Task description - Read the records below. Copy each line where the string "text" occurs.

┌──

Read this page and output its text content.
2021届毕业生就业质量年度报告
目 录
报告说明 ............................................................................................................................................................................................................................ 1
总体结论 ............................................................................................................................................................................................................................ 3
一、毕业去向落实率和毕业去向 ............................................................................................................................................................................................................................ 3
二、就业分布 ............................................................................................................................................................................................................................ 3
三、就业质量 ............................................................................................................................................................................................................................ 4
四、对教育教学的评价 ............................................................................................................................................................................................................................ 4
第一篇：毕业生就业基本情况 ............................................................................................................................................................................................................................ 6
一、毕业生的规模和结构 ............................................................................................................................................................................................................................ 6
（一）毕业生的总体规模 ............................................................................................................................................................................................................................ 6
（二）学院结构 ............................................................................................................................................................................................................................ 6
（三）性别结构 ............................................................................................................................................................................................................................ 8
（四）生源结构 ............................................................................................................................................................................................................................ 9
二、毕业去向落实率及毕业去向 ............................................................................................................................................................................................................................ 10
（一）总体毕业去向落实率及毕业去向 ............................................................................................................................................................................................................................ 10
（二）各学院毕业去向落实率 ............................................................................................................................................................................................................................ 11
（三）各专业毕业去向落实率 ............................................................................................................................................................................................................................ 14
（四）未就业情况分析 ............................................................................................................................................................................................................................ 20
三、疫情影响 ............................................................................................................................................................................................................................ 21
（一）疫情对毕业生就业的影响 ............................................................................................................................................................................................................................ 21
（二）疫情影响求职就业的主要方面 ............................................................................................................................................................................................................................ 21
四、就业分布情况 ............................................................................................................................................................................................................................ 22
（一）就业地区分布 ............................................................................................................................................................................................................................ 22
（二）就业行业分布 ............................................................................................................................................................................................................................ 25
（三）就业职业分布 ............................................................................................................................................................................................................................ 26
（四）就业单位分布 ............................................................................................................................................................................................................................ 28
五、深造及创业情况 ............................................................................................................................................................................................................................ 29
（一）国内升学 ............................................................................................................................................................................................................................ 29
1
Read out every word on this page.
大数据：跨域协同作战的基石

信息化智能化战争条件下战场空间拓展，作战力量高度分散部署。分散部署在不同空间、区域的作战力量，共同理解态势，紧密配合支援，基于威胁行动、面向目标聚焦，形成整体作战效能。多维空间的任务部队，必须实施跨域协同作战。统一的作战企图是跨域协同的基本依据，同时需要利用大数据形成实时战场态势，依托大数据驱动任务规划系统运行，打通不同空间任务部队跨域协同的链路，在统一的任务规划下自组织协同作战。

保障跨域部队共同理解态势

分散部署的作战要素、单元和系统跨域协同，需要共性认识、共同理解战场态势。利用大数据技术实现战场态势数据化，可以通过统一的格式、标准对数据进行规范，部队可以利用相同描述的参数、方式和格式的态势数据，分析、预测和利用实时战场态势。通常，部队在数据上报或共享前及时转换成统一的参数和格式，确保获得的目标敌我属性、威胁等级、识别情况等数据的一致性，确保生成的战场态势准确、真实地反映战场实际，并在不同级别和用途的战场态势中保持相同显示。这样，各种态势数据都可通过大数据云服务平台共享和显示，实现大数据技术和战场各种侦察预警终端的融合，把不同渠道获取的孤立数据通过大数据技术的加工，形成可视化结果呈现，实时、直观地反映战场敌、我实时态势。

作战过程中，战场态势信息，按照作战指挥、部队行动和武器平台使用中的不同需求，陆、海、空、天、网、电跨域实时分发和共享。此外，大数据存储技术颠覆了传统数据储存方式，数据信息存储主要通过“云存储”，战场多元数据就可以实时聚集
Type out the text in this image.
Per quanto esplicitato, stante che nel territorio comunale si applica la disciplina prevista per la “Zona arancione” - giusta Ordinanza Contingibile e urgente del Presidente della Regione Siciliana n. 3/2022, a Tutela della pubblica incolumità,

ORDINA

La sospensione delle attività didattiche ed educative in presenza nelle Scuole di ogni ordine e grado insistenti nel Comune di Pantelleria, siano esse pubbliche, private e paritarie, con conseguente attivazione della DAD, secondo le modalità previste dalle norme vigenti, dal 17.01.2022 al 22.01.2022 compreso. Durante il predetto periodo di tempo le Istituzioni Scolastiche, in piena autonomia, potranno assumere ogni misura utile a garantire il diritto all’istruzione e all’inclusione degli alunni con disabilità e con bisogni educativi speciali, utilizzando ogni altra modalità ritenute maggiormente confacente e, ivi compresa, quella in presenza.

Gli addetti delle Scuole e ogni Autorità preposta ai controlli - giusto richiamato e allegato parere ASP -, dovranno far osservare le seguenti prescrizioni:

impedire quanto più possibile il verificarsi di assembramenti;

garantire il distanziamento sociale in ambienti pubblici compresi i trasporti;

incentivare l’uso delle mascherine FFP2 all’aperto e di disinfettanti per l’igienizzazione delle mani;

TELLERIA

└──

The answer -
Read this page and output its text content.
Type out the text in this image.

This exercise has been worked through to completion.